*SET PROBLEM*: Reproduce the stretch of the Earth Day text from "Reflecting on the" through "50 years ago?", word for word.

*DOCUMENT TEXT*:
----------
Earth Day Reflections: Water, Indicator: Impaired Stream Miles
This year, we celebrate the 50th Anniversary of Earth Day, a grassroots movement that culminated into the largest public demonstration yet observed in the United States, mobilizing 20 million people on behalf of Mother Earth.
 
The outpouring of public activism quickly leveraged a political response. In the years following Earth Day, the federal government established the Environmental Protection Agency and passed a series of laws designed to safeguard the air we breathe, water we drink, and land on which we live.
 
Reflecting on the first Earth Day and the environmental movement that followed, John C. Whitaker, Cabinet Secretary to President Nixon, had this to say:
 
“The feverish pitch of Earth Day 1970 passed, but the environmental movement did not go away. Instead, the drive for a cleaner environment became part of our national ethic. Now it is taken for granted, the best possible testimonial that progress is being made. Our nation’s thinking has changed. Endorsing growth without regard to the quality of that growth seems forever behind us. The failure of the economy to take into full account the social costs of environmental pollution is being rectified.”
 
Those words were written in 1988.
 
Can the same be said of America today? Is a clean environment still a keystone of our national ethic? Or have we taken for granted the progress that 20 million people demanded 50 years ago?
----------
Element and coordinate records:
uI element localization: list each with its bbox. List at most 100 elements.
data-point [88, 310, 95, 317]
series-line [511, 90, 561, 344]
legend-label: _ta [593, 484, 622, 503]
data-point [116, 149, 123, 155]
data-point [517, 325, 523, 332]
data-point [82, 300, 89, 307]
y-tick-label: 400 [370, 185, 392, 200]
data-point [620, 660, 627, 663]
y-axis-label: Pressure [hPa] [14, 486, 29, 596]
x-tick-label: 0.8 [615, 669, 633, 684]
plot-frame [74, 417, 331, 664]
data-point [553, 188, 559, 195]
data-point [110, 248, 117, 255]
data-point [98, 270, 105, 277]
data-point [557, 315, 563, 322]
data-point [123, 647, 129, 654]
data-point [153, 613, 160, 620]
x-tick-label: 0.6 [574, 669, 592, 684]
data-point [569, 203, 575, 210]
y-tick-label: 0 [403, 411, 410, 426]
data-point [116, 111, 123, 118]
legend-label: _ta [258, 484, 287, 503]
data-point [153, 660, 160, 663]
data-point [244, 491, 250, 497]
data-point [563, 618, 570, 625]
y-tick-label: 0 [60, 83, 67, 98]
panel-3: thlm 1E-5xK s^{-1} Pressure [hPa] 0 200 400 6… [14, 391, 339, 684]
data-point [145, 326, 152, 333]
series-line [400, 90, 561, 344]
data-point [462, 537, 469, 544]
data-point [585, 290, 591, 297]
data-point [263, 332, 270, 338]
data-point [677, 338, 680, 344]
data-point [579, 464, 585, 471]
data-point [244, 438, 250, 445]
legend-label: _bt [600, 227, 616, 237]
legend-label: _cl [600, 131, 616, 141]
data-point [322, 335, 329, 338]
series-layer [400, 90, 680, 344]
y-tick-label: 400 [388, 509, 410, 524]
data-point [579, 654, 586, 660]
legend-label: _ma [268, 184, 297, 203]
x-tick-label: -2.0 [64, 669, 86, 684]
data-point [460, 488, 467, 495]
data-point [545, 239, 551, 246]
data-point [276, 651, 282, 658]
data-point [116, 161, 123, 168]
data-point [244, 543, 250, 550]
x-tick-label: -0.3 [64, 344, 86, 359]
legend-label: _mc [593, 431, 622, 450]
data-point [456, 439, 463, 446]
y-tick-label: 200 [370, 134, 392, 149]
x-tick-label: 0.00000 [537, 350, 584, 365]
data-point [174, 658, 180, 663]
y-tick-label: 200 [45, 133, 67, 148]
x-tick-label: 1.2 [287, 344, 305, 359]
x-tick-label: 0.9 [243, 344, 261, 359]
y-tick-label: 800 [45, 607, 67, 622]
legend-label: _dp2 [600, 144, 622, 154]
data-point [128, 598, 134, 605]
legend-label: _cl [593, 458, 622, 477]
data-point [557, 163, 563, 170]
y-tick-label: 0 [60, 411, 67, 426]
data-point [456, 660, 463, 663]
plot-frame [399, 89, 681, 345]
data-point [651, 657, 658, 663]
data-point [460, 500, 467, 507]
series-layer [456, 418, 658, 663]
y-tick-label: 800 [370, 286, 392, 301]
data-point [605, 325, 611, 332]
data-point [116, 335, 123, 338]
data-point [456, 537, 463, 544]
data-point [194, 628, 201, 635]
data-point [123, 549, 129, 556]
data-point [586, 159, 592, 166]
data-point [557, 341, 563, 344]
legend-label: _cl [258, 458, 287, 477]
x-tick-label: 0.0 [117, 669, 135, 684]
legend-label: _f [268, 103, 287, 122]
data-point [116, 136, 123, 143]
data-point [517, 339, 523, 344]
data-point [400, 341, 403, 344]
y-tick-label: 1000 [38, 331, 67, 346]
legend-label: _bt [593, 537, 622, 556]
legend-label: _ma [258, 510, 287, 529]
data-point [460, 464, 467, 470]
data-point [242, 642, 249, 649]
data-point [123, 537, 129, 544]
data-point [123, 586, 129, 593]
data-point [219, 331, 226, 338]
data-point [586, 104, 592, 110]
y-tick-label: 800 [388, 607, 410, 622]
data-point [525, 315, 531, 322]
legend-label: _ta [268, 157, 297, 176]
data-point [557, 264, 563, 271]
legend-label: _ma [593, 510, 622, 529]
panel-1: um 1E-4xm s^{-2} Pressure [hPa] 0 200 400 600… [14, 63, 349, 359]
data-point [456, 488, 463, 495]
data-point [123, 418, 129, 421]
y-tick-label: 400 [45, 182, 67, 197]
----------
*THE RESPONSE*:
Reflecting on the first Earth Day and the environmental movement that followed, John C. Whitaker, Cabinet Secretary to President Nixon, had this to say:
 
“The feverish pitch of Earth Day 1970 passed, but the environmental movement did not go away. Instead, the drive for a cleaner environment became part of our national ethic. Now it is taken for granted, the best possible testimonial that progress is being made. Our nation’s thinking has changed. Endorsing growth without regard to the quality of that growth seems forever behind us. The failure of the economy to take into full account the social costs of environmental pollution is being rectified.”
 
Those words were written in 1988.
 
Can the same be said of America today? Is a clean environment still a keystone of our national ethic? Or have we taken for granted the progress that 20 million people demanded 50 years ago?